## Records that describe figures
☆ ☆ ☆ ☆ ☆

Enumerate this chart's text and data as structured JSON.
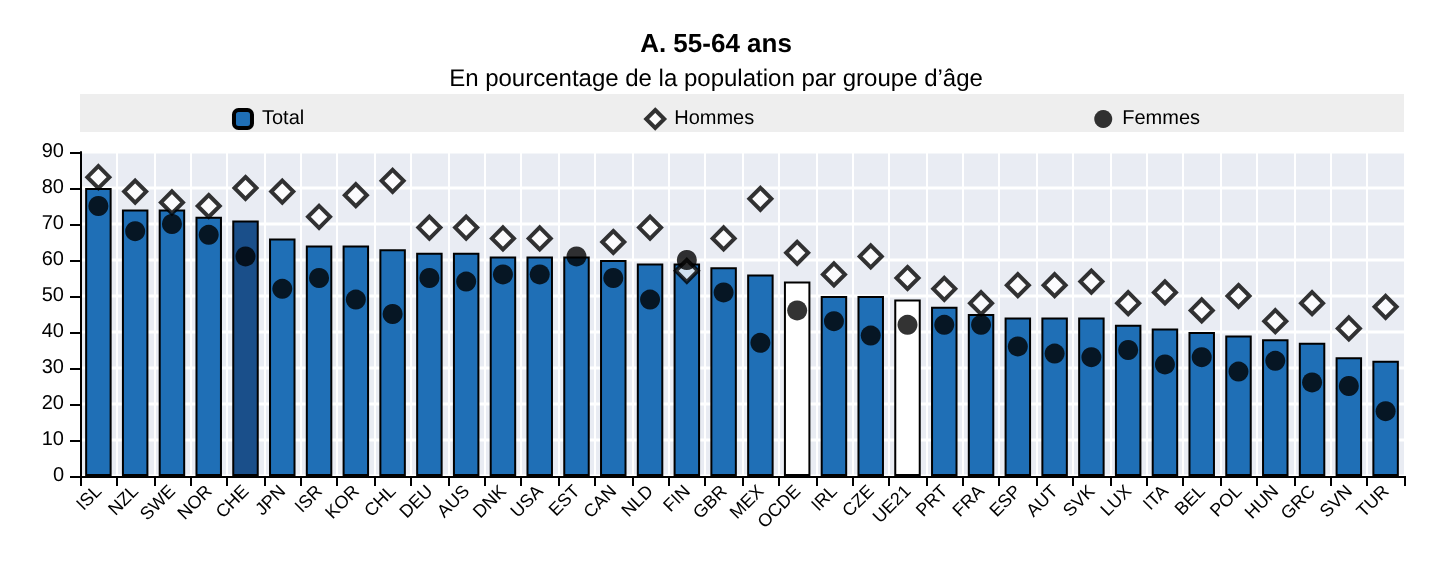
{
  "chart_data": {
    "type": "bar",
    "title": "A. 55-64 ans",
    "subtitle": "En pourcentage de la population par groupe d’âge",
    "categories": [
      "ISL",
      "NZL",
      "SWE",
      "NOR",
      "CHE",
      "JPN",
      "ISR",
      "KOR",
      "CHL",
      "DEU",
      "AUS",
      "DNK",
      "USA",
      "EST",
      "CAN",
      "NLD",
      "FIN",
      "GBR",
      "MEX",
      "OCDE",
      "IRL",
      "CZE",
      "UE21",
      "PRT",
      "FRA",
      "ESP",
      "AUT",
      "SVK",
      "LUX",
      "ITA",
      "BEL",
      "POL",
      "HUN",
      "GRC",
      "SVN",
      "TUR"
    ],
    "series": [
      {
        "name": "Total",
        "color": "#1f6fb6",
        "colors": [
          "#1f6fb6",
          "#1f6fb6",
          "#1f6fb6",
          "#1f6fb6",
          "#1a4f8a",
          "#1f6fb6",
          "#1f6fb6",
          "#1f6fb6",
          "#1f6fb6",
          "#1f6fb6",
          "#1f6fb6",
          "#1f6fb6",
          "#1f6fb6",
          "#1f6fb6",
          "#1f6fb6",
          "#1f6fb6",
          "#1f6fb6",
          "#1f6fb6",
          "#1f6fb6",
          "#ffffff",
          "#1f6fb6",
          "#1f6fb6",
          "#ffffff",
          "#1f6fb6",
          "#1f6fb6",
          "#1f6fb6",
          "#1f6fb6",
          "#1f6fb6",
          "#1f6fb6",
          "#1f6fb6",
          "#1f6fb6",
          "#1f6fb6",
          "#1f6fb6",
          "#1f6fb6",
          "#1f6fb6",
          "#1f6fb6"
        ],
        "values": [
          80,
          74,
          74,
          72,
          71,
          66,
          64,
          64,
          63,
          62,
          62,
          61,
          61,
          61,
          60,
          59,
          59,
          58,
          56,
          54,
          50,
          50,
          49,
          47,
          45,
          44,
          44,
          44,
          42,
          41,
          40,
          39,
          38,
          37,
          33,
          32
        ]
      },
      {
        "name": "Hommes",
        "type": "scatter",
        "marker": "diamond",
        "color": "#ffffff",
        "values": [
          83,
          79,
          76,
          75,
          80,
          79,
          72,
          78,
          82,
          69,
          69,
          66,
          66,
          null,
          65,
          69,
          57,
          66,
          77,
          62,
          56,
          61,
          55,
          52,
          48,
          53,
          53,
          54,
          48,
          51,
          46,
          50,
          43,
          48,
          41,
          47
        ]
      },
      {
        "name": "Femmes",
        "type": "scatter",
        "marker": "circle",
        "color": "#000000",
        "values": [
          75,
          68,
          70,
          67,
          61,
          52,
          55,
          49,
          45,
          55,
          54,
          56,
          56,
          61,
          55,
          49,
          60,
          51,
          37,
          46,
          43,
          39,
          42,
          42,
          42,
          36,
          34,
          33,
          35,
          31,
          33,
          29,
          32,
          26,
          25,
          18
        ]
      }
    ],
    "ylim": [
      0,
      90
    ],
    "yticks": [
      0,
      10,
      20,
      30,
      40,
      50,
      60,
      70,
      80,
      90
    ],
    "grid": true,
    "legend": "top"
  }
}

☆ ☆ ☆ ☆ ☆

## Aim
Write out each entry exactly as given, omitting any picture.

## The completed task
Enumerate this chart's text and data as structured JSON.
{
  "chart_data": {
    "type": "bar",
    "title": "A. 55-64 ans",
    "subtitle": "En pourcentage de la population par groupe d’âge",
    "categories": [
      "ISL",
      "NZL",
      "SWE",
      "NOR",
      "CHE",
      "JPN",
      "ISR",
      "KOR",
      "CHL",
      "DEU",
      "AUS",
      "DNK",
      "USA",
      "EST",
      "CAN",
      "NLD",
      "FIN",
      "GBR",
      "MEX",
      "OCDE",
      "IRL",
      "CZE",
      "UE21",
      "PRT",
      "FRA",
      "ESP",
      "AUT",
      "SVK",
      "LUX",
      "ITA",
      "BEL",
      "POL",
      "HUN",
      "GRC",
      "SVN",
      "TUR"
    ],
    "series": [
      {
        "name": "Total",
        "color": "#1f6fb6",
        "colors": [
          "#1f6fb6",
          "#1f6fb6",
          "#1f6fb6",
          "#1f6fb6",
          "#1a4f8a",
          "#1f6fb6",
          "#1f6fb6",
          "#1f6fb6",
          "#1f6fb6",
          "#1f6fb6",
          "#1f6fb6",
          "#1f6fb6",
          "#1f6fb6",
          "#1f6fb6",
          "#1f6fb6",
          "#1f6fb6",
          "#1f6fb6",
          "#1f6fb6",
          "#1f6fb6",
          "#ffffff",
          "#1f6fb6",
          "#1f6fb6",
          "#ffffff",
          "#1f6fb6",
          "#1f6fb6",
          "#1f6fb6",
          "#1f6fb6",
          "#1f6fb6",
          "#1f6fb6",
          "#1f6fb6",
          "#1f6fb6",
          "#1f6fb6",
          "#1f6fb6",
          "#1f6fb6",
          "#1f6fb6",
          "#1f6fb6"
        ],
        "values": [
          80,
          74,
          74,
          72,
          71,
          66,
          64,
          64,
          63,
          62,
          62,
          61,
          61,
          61,
          60,
          59,
          59,
          58,
          56,
          54,
          50,
          50,
          49,
          47,
          45,
          44,
          44,
          44,
          42,
          41,
          40,
          39,
          38,
          37,
          33,
          32
        ]
      },
      {
        "name": "Hommes",
        "type": "scatter",
        "marker": "diamond",
        "color": "#ffffff",
        "values": [
          83,
          79,
          76,
          75,
          80,
          79,
          72,
          78,
          82,
          69,
          69,
          66,
          66,
          null,
          65,
          69,
          57,
          66,
          77,
          62,
          56,
          61,
          55,
          52,
          48,
          53,
          53,
          54,
          48,
          51,
          46,
          50,
          43,
          48,
          41,
          47
        ]
      },
      {
        "name": "Femmes",
        "type": "scatter",
        "marker": "circle",
        "color": "#000000",
        "values": [
          75,
          68,
          70,
          67,
          61,
          52,
          55,
          49,
          45,
          55,
          54,
          56,
          56,
          61,
          55,
          49,
          60,
          51,
          37,
          46,
          43,
          39,
          42,
          42,
          42,
          36,
          34,
          33,
          35,
          31,
          33,
          29,
          32,
          26,
          25,
          18
        ]
      }
    ],
    "ylim": [
      0,
      90
    ],
    "yticks": [
      0,
      10,
      20,
      30,
      40,
      50,
      60,
      70,
      80,
      90
    ],
    "grid": true,
    "legend": "top"
  }
}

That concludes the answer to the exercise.